▶ **Dataset entries**:
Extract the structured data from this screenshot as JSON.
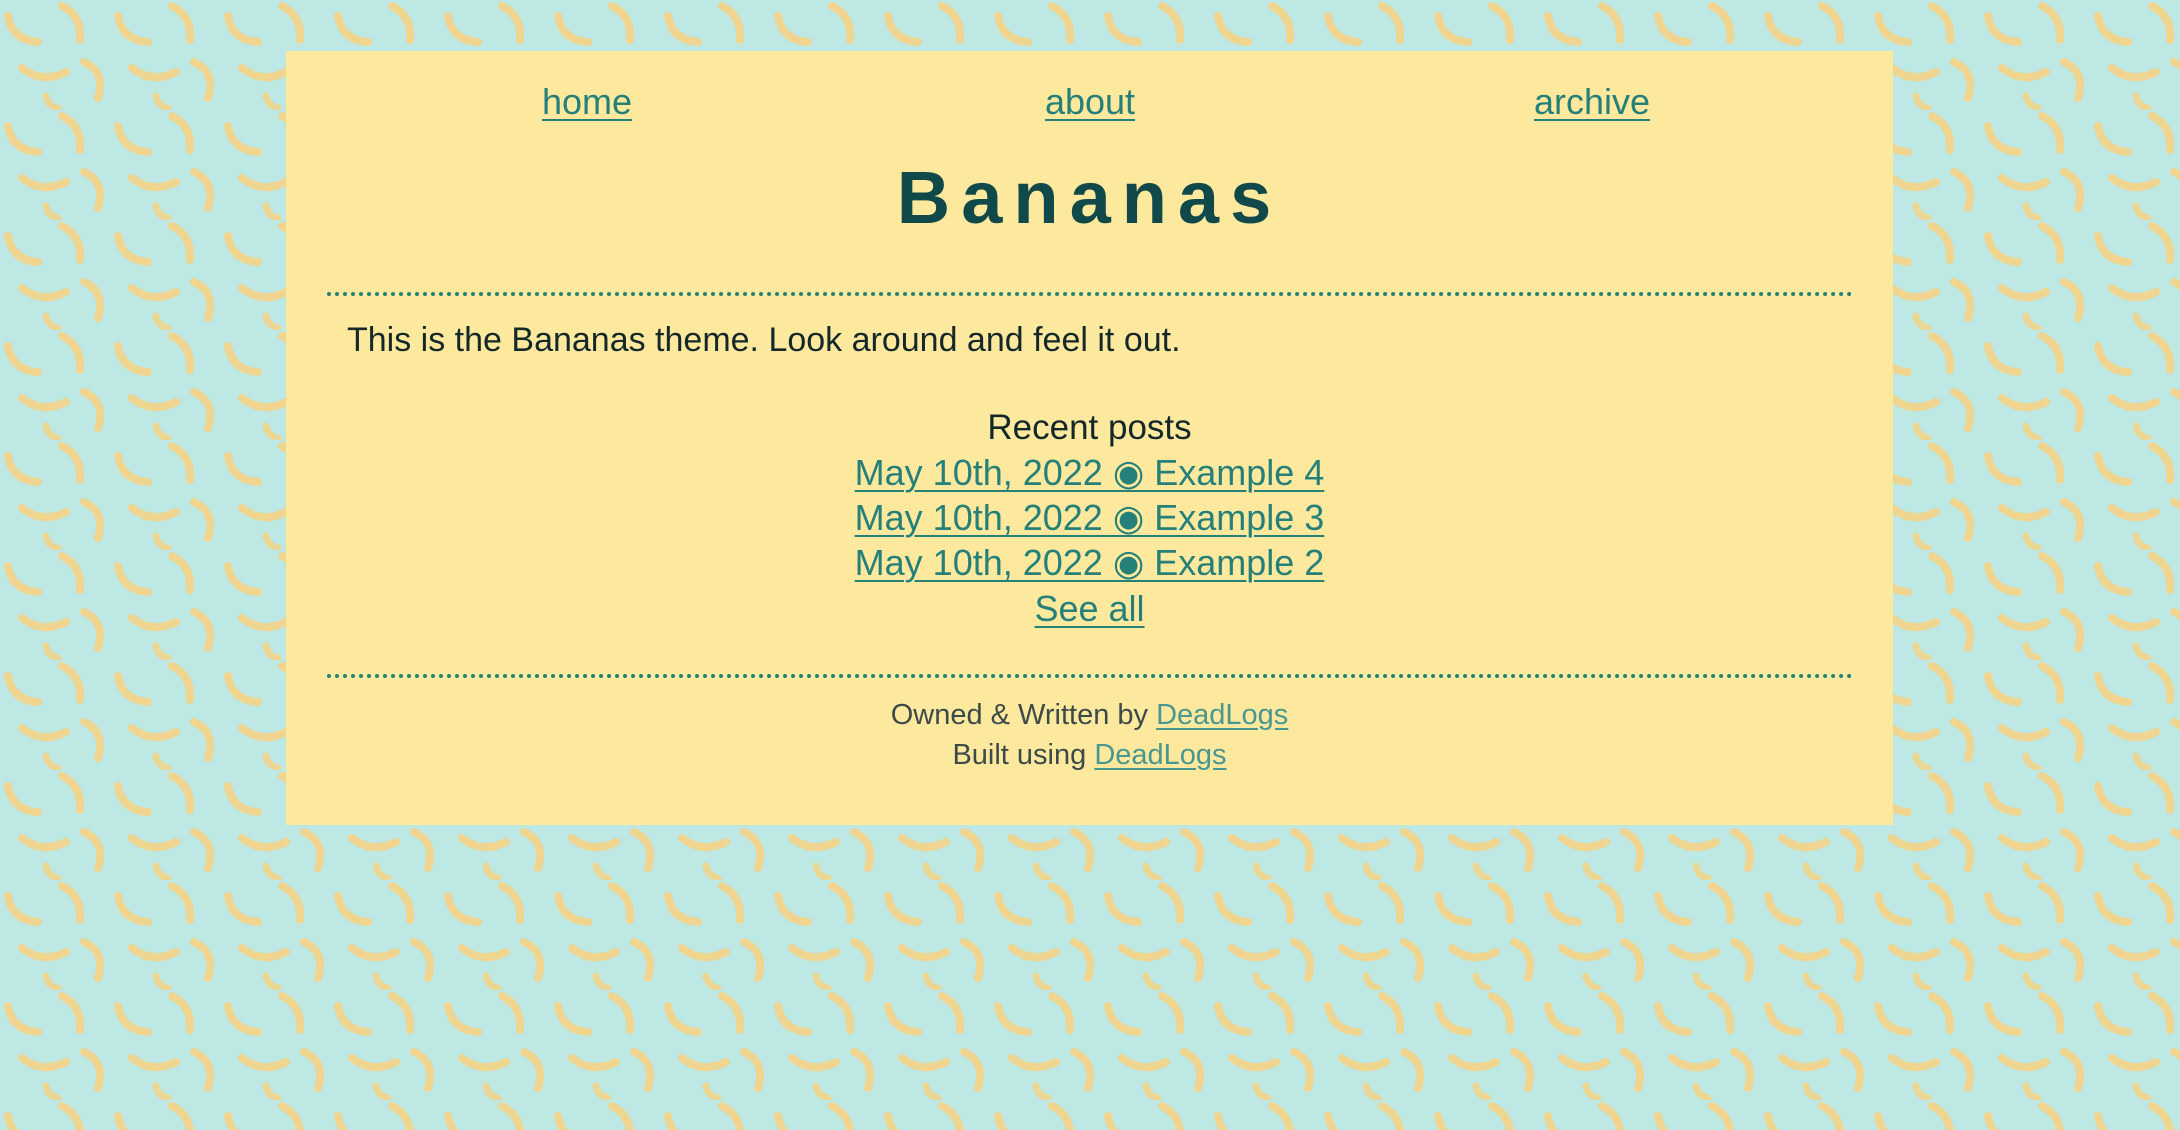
{
  "colors": {
    "background": "#bde8e4",
    "panel": "#fde99e",
    "link": "#25807a",
    "title": "#11494a",
    "text": "#14282a",
    "banana": "#f3d58a"
  },
  "nav": {
    "items": [
      {
        "label": "home"
      },
      {
        "label": "about"
      },
      {
        "label": "archive"
      }
    ]
  },
  "site": {
    "title": "Bananas"
  },
  "intro": {
    "text": "This is the Bananas theme. Look around and feel it out."
  },
  "recent_posts": {
    "heading": "Recent posts",
    "posts": [
      {
        "label": "May 10th, 2022 ◉ Example 4"
      },
      {
        "label": "May 10th, 2022 ◉ Example 3"
      },
      {
        "label": "May 10th, 2022 ◉ Example 2"
      }
    ],
    "see_all_label": "See all"
  },
  "footer": {
    "owned_prefix": "Owned & Written by ",
    "owned_link": "DeadLogs",
    "built_prefix": "Built using ",
    "built_link": "DeadLogs"
  }
}
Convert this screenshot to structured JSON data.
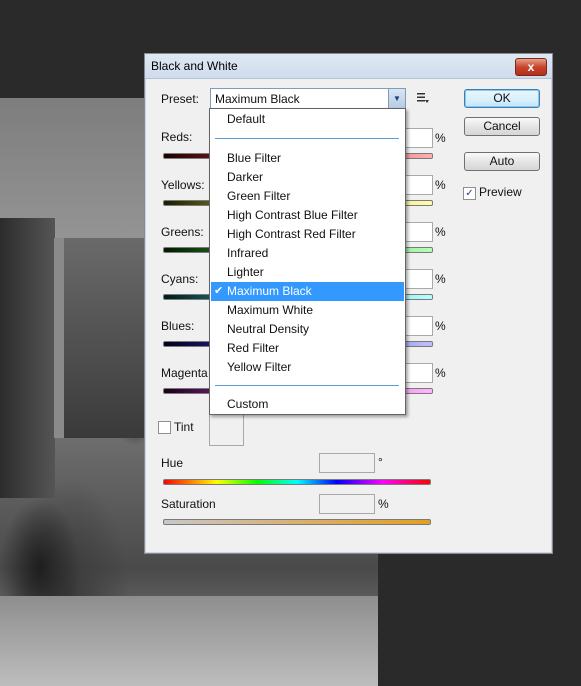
{
  "dialog": {
    "title": "Black and White",
    "close_label": "x"
  },
  "preset": {
    "label": "Preset:",
    "value": "Maximum Black"
  },
  "buttons": {
    "ok": "OK",
    "cancel": "Cancel",
    "auto": "Auto"
  },
  "preview": {
    "label": "Preview",
    "checked": true
  },
  "channels": [
    {
      "label": "Reds:",
      "unit": "%",
      "color": "#c0303a"
    },
    {
      "label": "Yellows:",
      "unit": "%",
      "color": "#c7c23a"
    },
    {
      "label": "Greens:",
      "unit": "%",
      "color": "#3aa83a"
    },
    {
      "label": "Cyans:",
      "unit": "%",
      "color": "#36b5b5"
    },
    {
      "label": "Blues:",
      "unit": "%",
      "color": "#3a3ac8"
    },
    {
      "label": "Magenta",
      "unit": "%",
      "color": "#c03ac0"
    }
  ],
  "tint": {
    "label": "Tint",
    "checked": false,
    "hue_label": "Hue",
    "hue_unit": "°",
    "saturation_label": "Saturation",
    "saturation_unit": "%"
  },
  "dropdown": {
    "items_top": [
      "Default"
    ],
    "items_mid": [
      "Blue Filter",
      "Darker",
      "Green Filter",
      "High Contrast Blue Filter",
      "High Contrast Red Filter",
      "Infrared",
      "Lighter",
      "Maximum Black",
      "Maximum White",
      "Neutral Density",
      "Red Filter",
      "Yellow Filter"
    ],
    "items_bottom": [
      "Custom"
    ],
    "selected": "Maximum Black",
    "check_glyph": "✔"
  }
}
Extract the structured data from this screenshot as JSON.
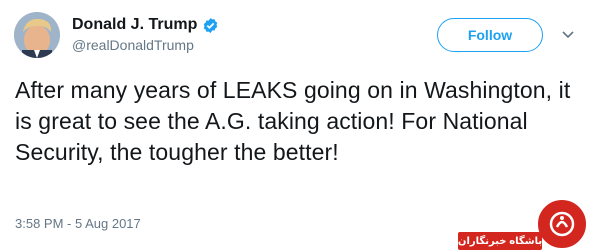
{
  "user": {
    "display_name": "Donald J. Trump",
    "handle": "@realDonaldTrump",
    "verified": true
  },
  "actions": {
    "follow_label": "Follow",
    "more_icon": "chevron-down-icon"
  },
  "tweet": {
    "text": "After many years of LEAKS going on in Washington, it is great to see the A.G. taking action! For National Security, the tougher the better!",
    "timestamp": "3:58 PM - 5 Aug 2017"
  },
  "watermark": {
    "label": "باشگاه خبرنگاران",
    "color": "#d2261e"
  },
  "colors": {
    "accent": "#1da1f2",
    "text": "#14171a",
    "secondary": "#657786"
  }
}
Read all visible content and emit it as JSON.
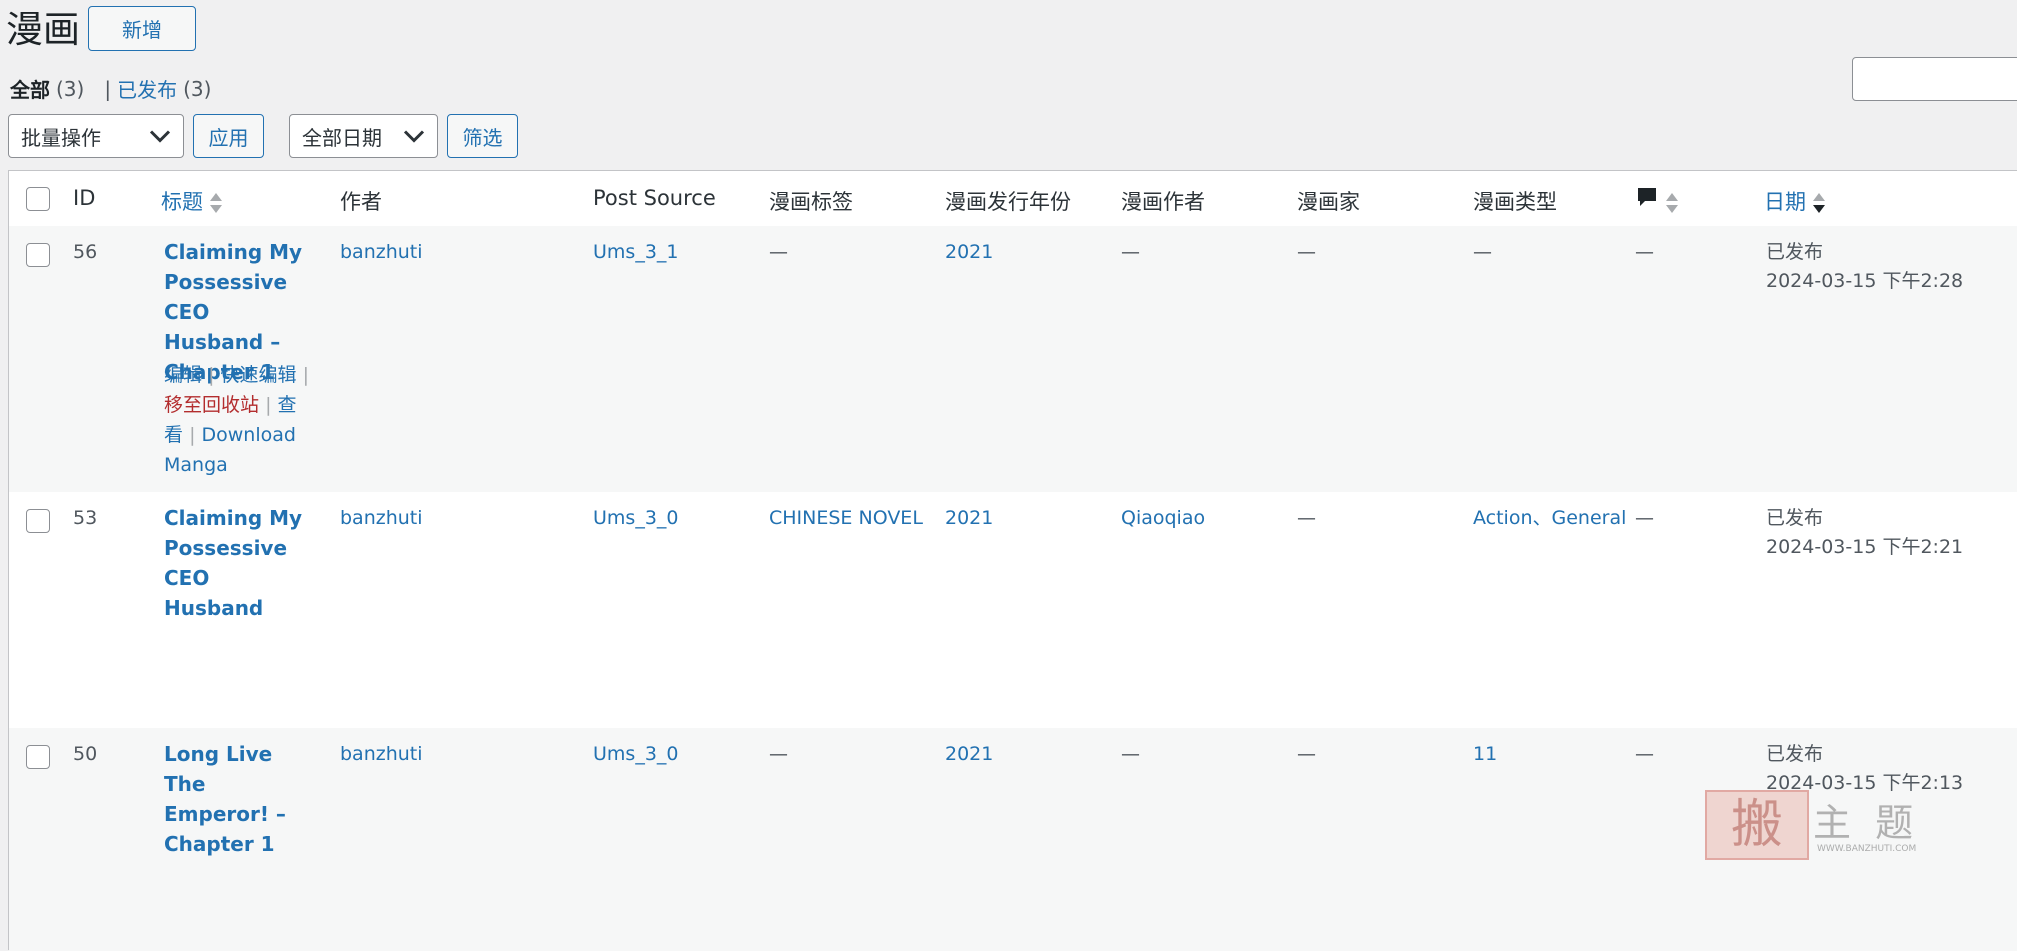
{
  "header": {
    "title": "漫画",
    "add_new": "新增"
  },
  "views": {
    "all_label": "全部",
    "all_count": "(3)",
    "separator": "|",
    "published_label": "已发布",
    "published_count": "(3)"
  },
  "toolbar": {
    "bulk_action": "批量操作",
    "apply": "应用",
    "date_filter": "全部日期",
    "filter": "筛选"
  },
  "columns": {
    "id": "ID",
    "title": "标题",
    "author": "作者",
    "post_source": "Post Source",
    "tags": "漫画标签",
    "year": "漫画发行年份",
    "manga_author": "漫画作者",
    "artist": "漫画家",
    "genre": "漫画类型",
    "date": "日期"
  },
  "rows": [
    {
      "id": "56",
      "title_lines": [
        "Claiming My",
        "Possessive CEO",
        "Husband –",
        "Chapter 1"
      ],
      "author": "banzhuti",
      "post_source": "Ums_3_1",
      "tags": "—",
      "year": "2021",
      "manga_author": "—",
      "artist": "—",
      "genre": "—",
      "comments": "—",
      "status": "已发布",
      "datetime": "2024-03-15 下午2:28",
      "actions": {
        "edit": "编辑",
        "quick_edit": "快速编辑",
        "trash_a": "移至回收站",
        "view_a": "查",
        "view_b": "看",
        "download_a": "Download",
        "download_b": "Manga",
        "sep": "|"
      }
    },
    {
      "id": "53",
      "title_lines": [
        "Claiming My",
        "Possessive CEO",
        "Husband"
      ],
      "author": "banzhuti",
      "post_source": "Ums_3_0",
      "tags": "CHINESE NOVEL",
      "year": "2021",
      "manga_author": "Qiaoqiao",
      "artist": "—",
      "genre": "Action、General",
      "comments": "—",
      "status": "已发布",
      "datetime": "2024-03-15 下午2:21"
    },
    {
      "id": "50",
      "title_lines": [
        "Long Live The",
        "Emperor! –",
        "Chapter 1"
      ],
      "author": "banzhuti",
      "post_source": "Ums_3_0",
      "tags": "—",
      "year": "2021",
      "manga_author": "—",
      "artist": "—",
      "genre": "11",
      "comments": "—",
      "status": "已发布",
      "datetime": "2024-03-15 下午2:13"
    }
  ],
  "watermark": {
    "glyph": "搬",
    "text": "主 题",
    "url": "WWW.BANZHUTI.COM"
  },
  "colors": {
    "link": "#2271b1",
    "trash": "#b32d2e",
    "background": "#f0f0f1"
  }
}
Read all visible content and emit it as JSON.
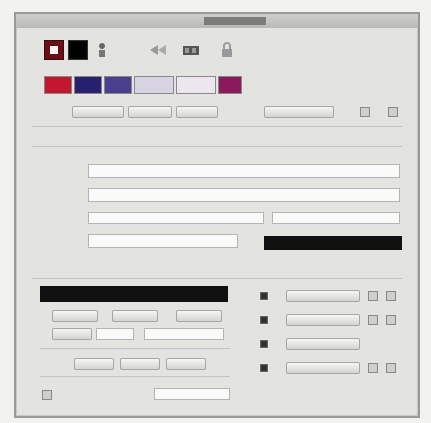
{
  "window": {
    "title": "",
    "accent_colors": {
      "titlebar_dark": "#7c7c78",
      "panel_bg": "#e3e3e0"
    }
  },
  "toolbar": {
    "icons": [
      "stop-icon",
      "black-square-icon",
      "person-icon",
      "rewind-icon",
      "film-icon",
      "lock-icon"
    ]
  },
  "palette": {
    "swatches": [
      "#c2172e",
      "#27206d",
      "#4a3f8f",
      "#d8d4e3",
      "#ece6ef",
      "#8b1a5c"
    ]
  },
  "form": {
    "row_labels": [
      "",
      "",
      "",
      "",
      ""
    ],
    "text_fields": [
      "",
      "",
      ""
    ],
    "buttons": [
      "",
      "",
      "",
      ""
    ]
  },
  "lower_panel": {
    "readout": "",
    "left_buttons": [
      "",
      "",
      "",
      ""
    ],
    "right_buttons": [
      "",
      "",
      "",
      ""
    ]
  }
}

▶ **Goal**: Gather each line from the listing above that holds "genre".

▶ **Result of the task**:
    "genre": "漫画类型",
      "genre": "—",
      "genre": "Action、General",
      "genre": "11",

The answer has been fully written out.